+++ DATA EXCERPTS

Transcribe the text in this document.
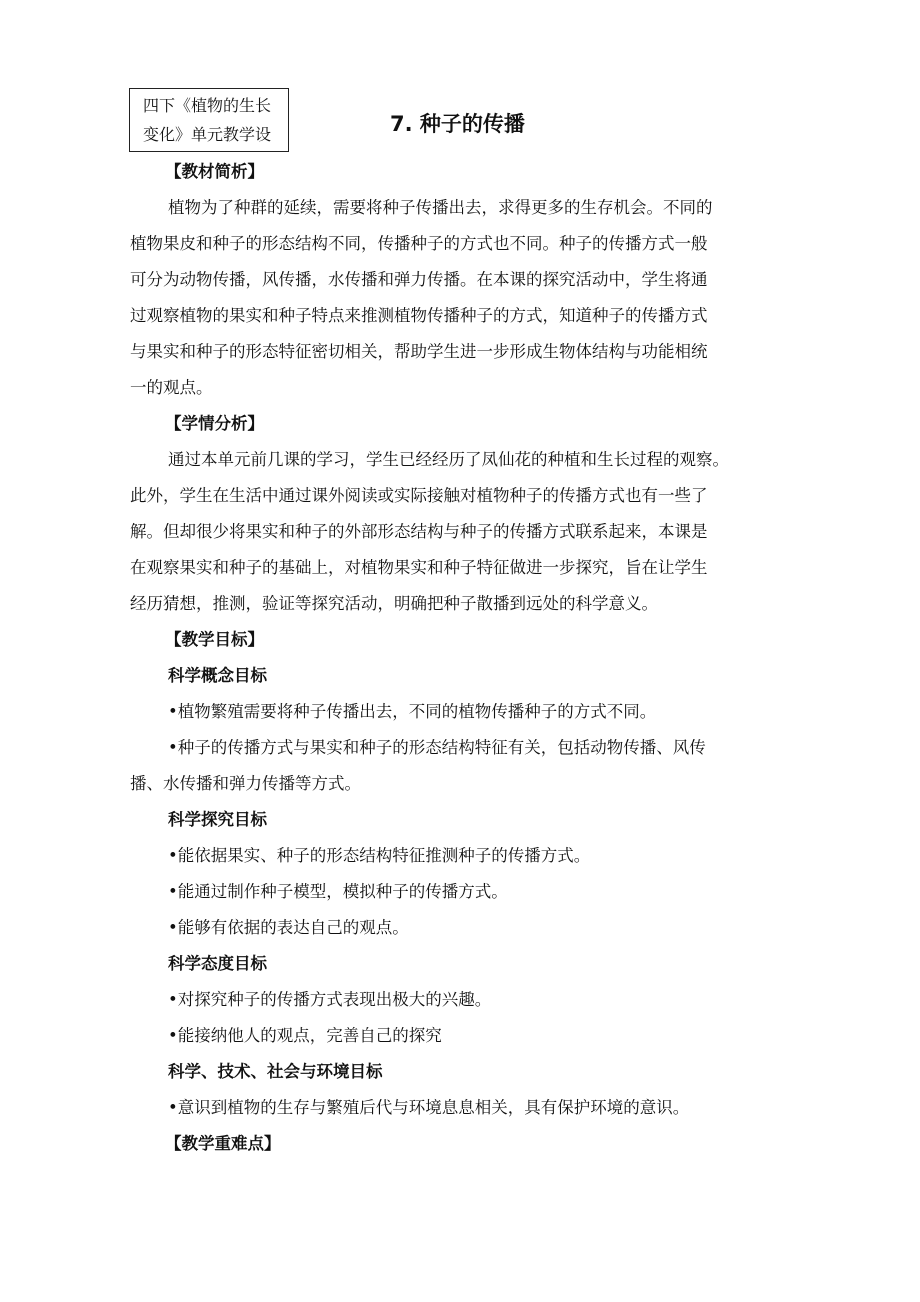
四下《植物的生长
变化》单元教学设	7. 种子的传播
【教材简析】
植物为了种群的延续，需要将种子传播出去，求得更多的生存机会。不同的
植物果皮和种子的形态结构不同，传播种子的方式也不同。种子的传播方式一般
可分为动物传播，风传播，水传播和弹力传播。在本课的探究活动中，学生将通
过观察植物的果实和种子特点来推测植物传播种子的方式，知道种子的传播方式
与果实和种子的形态特征密切相关，帮助学生进一步形成生物体结构与功能相统
一的观点。
【学情分析】
通过本单元前几课的学习，学生已经经历了凤仙花的种植和生长过程的观察。
此外，学生在生活中通过课外阅读或实际接触对植物种子的传播方式也有一些了
解。但却很少将果实和种子的外部形态结构与种子的传播方式联系起来，本课是
在观察果实和种子的基础上，对植物果实和种子特征做进一步探究，旨在让学生
经历猜想，推测，验证等探究活动，明确把种子散播到远处的科学意义。
【教学目标】
科学概念目标
•植物繁殖需要将种子传播出去，不同的植物传播种子的方式不同。
•种子的传播方式与果实和种子的形态结构特征有关，包括动物传播、风传
播、水传播和弹力传播等方式。
科学探究目标
•能依据果实、种子的形态结构特征推测种子的传播方式。
•能通过制作种子模型，模拟种子的传播方式。
•能够有依据的表达自己的观点。
科学态度目标
•对探究种子的传播方式表现出极大的兴趣。
•能接纳他人的观点，完善自己的探究
科学、技术、社会与环境目标
•意识到植物的生存与繁殖后代与环境息息相关，具有保护环境的意识。
【教学重难点】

++++++

WHAT IS ASKED:
Return the whole listing, word for word, and leave out every picture.

RESPONSE TO THE TASK:
Transcribe the text in this document.
四下《植物的生长
变化》单元教学设	7. 种子的传播
【教材简析】
植物为了种群的延续，需要将种子传播出去，求得更多的生存机会。不同的
植物果皮和种子的形态结构不同，传播种子的方式也不同。种子的传播方式一般
可分为动物传播，风传播，水传播和弹力传播。在本课的探究活动中，学生将通
过观察植物的果实和种子特点来推测植物传播种子的方式，知道种子的传播方式
与果实和种子的形态特征密切相关，帮助学生进一步形成生物体结构与功能相统
一的观点。
【学情分析】
通过本单元前几课的学习，学生已经经历了凤仙花的种植和生长过程的观察。
此外，学生在生活中通过课外阅读或实际接触对植物种子的传播方式也有一些了
解。但却很少将果实和种子的外部形态结构与种子的传播方式联系起来，本课是
在观察果实和种子的基础上，对植物果实和种子特征做进一步探究，旨在让学生
经历猜想，推测，验证等探究活动，明确把种子散播到远处的科学意义。
【教学目标】
科学概念目标
•植物繁殖需要将种子传播出去，不同的植物传播种子的方式不同。
•种子的传播方式与果实和种子的形态结构特征有关，包括动物传播、风传
播、水传播和弹力传播等方式。
科学探究目标
•能依据果实、种子的形态结构特征推测种子的传播方式。
•能通过制作种子模型，模拟种子的传播方式。
•能够有依据的表达自己的观点。
科学态度目标
•对探究种子的传播方式表现出极大的兴趣。
•能接纳他人的观点，完善自己的探究
科学、技术、社会与环境目标
•意识到植物的生存与繁殖后代与环境息息相关，具有保护环境的意识。
【教学重难点】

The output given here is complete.